## Challenge
Search the material below for the word "حراج". Copy every line that has it.

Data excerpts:
>>>
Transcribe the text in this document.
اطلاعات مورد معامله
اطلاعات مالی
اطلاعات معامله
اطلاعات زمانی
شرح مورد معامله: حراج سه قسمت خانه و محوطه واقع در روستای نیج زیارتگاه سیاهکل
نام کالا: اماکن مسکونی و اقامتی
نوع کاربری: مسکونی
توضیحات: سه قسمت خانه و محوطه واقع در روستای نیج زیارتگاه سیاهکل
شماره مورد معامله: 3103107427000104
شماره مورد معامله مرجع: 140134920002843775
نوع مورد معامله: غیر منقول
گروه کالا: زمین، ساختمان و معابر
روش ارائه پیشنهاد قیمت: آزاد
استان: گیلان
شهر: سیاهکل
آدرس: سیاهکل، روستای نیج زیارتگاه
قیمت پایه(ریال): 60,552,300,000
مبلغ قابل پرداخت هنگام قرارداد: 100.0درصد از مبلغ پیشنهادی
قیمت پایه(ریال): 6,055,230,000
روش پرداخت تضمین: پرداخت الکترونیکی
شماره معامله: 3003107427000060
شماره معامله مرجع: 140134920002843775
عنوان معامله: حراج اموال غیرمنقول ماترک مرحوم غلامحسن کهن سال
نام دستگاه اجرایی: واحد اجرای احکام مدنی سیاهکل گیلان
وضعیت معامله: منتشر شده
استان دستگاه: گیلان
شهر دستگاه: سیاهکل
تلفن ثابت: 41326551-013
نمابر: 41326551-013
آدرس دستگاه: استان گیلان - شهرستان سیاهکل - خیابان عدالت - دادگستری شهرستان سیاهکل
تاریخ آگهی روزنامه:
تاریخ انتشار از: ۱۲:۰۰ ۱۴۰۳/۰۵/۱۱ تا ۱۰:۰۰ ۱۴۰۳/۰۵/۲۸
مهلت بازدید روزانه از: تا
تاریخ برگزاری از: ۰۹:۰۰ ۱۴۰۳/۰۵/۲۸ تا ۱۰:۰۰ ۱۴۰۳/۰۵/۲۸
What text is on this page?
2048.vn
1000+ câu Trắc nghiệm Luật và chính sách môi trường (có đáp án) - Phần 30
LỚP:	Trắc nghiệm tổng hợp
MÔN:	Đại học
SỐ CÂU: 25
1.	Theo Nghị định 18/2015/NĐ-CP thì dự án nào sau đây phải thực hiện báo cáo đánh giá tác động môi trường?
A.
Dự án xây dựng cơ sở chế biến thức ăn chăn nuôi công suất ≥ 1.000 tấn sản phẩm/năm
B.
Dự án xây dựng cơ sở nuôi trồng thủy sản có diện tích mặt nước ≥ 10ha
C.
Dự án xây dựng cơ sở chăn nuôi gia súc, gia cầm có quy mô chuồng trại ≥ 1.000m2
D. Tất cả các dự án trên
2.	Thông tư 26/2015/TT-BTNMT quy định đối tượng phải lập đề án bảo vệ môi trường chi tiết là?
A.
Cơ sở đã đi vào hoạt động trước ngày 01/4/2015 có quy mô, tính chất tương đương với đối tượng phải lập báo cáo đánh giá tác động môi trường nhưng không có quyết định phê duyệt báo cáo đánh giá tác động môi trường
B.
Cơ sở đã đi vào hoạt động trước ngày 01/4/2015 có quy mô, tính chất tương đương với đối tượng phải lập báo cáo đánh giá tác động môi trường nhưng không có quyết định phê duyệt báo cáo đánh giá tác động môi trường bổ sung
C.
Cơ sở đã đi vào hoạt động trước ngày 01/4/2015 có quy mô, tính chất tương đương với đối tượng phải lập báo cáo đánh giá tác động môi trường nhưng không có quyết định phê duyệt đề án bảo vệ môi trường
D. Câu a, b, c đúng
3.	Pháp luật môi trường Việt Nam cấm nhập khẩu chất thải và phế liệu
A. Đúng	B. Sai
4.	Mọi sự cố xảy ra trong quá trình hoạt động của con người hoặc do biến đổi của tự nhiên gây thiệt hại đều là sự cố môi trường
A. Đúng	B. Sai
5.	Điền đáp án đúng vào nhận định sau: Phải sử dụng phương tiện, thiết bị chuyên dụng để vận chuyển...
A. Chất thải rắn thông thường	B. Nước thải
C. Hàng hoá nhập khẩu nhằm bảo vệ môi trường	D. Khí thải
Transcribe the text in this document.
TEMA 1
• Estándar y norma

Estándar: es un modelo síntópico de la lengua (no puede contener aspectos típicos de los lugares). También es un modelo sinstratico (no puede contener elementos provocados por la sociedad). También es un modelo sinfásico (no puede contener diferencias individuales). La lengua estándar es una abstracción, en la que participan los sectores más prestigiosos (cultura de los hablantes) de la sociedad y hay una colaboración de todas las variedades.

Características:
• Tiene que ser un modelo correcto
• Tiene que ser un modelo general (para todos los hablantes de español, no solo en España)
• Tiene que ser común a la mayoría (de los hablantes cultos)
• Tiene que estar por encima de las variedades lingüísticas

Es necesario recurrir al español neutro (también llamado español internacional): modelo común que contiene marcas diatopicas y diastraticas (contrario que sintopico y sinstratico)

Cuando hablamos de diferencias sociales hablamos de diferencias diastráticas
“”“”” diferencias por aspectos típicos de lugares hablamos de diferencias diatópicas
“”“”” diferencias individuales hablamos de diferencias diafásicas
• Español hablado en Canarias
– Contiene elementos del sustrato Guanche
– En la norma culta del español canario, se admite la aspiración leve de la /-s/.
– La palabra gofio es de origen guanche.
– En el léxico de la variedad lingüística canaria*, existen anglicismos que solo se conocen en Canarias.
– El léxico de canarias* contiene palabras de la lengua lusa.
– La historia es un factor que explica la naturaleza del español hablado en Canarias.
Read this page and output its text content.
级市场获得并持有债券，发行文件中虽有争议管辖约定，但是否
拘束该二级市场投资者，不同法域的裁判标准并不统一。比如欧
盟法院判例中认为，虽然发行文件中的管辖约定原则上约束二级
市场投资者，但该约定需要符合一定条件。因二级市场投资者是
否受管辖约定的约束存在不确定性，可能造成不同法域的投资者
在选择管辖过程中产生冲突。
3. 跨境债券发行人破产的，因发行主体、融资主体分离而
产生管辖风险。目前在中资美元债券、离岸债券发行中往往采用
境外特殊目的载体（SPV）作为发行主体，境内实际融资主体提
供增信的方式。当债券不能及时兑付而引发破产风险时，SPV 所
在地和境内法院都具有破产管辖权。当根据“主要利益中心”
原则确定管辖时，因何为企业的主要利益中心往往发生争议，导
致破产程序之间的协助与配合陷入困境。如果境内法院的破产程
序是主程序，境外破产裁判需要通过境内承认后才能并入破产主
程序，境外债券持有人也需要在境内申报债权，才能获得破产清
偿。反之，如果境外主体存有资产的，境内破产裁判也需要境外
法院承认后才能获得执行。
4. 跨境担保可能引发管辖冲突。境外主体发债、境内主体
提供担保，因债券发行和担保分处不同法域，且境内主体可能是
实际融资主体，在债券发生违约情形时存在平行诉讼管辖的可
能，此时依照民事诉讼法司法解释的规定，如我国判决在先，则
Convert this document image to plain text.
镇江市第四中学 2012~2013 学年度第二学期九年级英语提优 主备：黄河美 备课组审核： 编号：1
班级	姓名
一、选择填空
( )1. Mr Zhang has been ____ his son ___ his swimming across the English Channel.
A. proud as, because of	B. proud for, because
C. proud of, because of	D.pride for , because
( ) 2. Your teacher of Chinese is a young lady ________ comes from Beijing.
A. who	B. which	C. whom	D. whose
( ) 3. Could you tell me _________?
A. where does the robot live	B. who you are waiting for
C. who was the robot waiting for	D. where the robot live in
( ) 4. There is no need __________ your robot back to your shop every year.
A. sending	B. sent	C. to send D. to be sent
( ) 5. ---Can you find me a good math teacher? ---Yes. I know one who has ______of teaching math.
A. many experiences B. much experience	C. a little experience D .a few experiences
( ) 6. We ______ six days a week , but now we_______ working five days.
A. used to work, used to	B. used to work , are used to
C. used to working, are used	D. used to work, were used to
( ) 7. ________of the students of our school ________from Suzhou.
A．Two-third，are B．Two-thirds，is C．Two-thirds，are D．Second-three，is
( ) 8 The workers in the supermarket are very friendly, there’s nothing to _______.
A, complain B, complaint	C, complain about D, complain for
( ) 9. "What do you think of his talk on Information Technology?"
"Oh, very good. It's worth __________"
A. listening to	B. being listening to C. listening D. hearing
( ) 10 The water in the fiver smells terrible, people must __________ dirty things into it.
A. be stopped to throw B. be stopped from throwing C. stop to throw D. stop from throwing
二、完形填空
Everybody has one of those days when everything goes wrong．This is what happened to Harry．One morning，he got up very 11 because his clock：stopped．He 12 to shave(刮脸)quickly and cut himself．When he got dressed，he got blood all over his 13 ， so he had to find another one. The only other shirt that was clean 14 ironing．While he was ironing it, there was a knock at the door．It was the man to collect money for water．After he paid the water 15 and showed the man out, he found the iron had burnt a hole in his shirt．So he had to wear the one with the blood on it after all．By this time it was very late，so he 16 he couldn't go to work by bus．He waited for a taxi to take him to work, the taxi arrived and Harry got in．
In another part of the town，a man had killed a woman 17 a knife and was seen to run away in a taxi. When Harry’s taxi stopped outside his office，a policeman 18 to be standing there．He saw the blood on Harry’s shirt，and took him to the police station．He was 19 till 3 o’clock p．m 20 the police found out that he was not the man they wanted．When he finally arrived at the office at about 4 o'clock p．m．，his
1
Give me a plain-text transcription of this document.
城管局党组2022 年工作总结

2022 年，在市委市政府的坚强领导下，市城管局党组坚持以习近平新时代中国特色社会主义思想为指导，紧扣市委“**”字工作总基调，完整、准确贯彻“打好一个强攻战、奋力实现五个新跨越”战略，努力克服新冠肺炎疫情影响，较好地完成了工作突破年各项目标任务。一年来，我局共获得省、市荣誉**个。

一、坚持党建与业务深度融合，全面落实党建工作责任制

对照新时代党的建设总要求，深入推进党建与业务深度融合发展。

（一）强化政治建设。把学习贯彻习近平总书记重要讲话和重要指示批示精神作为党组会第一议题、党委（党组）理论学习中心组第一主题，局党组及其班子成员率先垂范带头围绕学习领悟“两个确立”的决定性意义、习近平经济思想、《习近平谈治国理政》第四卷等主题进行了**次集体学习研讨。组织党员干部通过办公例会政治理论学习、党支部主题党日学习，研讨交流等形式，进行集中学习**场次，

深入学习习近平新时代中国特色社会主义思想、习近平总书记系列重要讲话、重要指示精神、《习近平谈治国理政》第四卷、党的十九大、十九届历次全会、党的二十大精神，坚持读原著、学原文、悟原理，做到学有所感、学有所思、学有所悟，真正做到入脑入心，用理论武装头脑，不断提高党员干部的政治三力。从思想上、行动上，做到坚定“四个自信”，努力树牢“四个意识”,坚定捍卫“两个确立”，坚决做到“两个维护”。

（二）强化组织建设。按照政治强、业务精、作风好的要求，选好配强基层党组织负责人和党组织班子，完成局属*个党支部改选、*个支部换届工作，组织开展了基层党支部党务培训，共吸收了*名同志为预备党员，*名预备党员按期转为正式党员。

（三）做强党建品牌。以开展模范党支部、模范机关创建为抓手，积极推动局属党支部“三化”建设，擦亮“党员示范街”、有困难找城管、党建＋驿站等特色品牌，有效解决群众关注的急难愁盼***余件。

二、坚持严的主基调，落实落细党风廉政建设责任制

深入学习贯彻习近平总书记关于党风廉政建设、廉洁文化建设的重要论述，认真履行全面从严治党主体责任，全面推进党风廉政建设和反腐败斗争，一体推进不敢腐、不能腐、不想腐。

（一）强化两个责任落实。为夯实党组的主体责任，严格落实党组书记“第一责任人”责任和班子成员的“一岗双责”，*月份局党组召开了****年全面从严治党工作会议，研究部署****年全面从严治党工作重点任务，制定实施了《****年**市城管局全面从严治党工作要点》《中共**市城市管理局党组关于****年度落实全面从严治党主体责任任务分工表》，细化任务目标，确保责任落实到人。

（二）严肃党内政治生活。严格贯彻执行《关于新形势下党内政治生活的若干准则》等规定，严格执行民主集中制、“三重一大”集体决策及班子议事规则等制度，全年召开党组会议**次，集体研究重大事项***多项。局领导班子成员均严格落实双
<<<
## Correct response
شرح مورد معامله: حراج سه قسمت خانه و محوطه واقع در روستای نیج زیارتگاه سیاهکل
عنوان معامله: حراج اموال غیرمنقول ماترک مرحوم غلامحسن کهن سال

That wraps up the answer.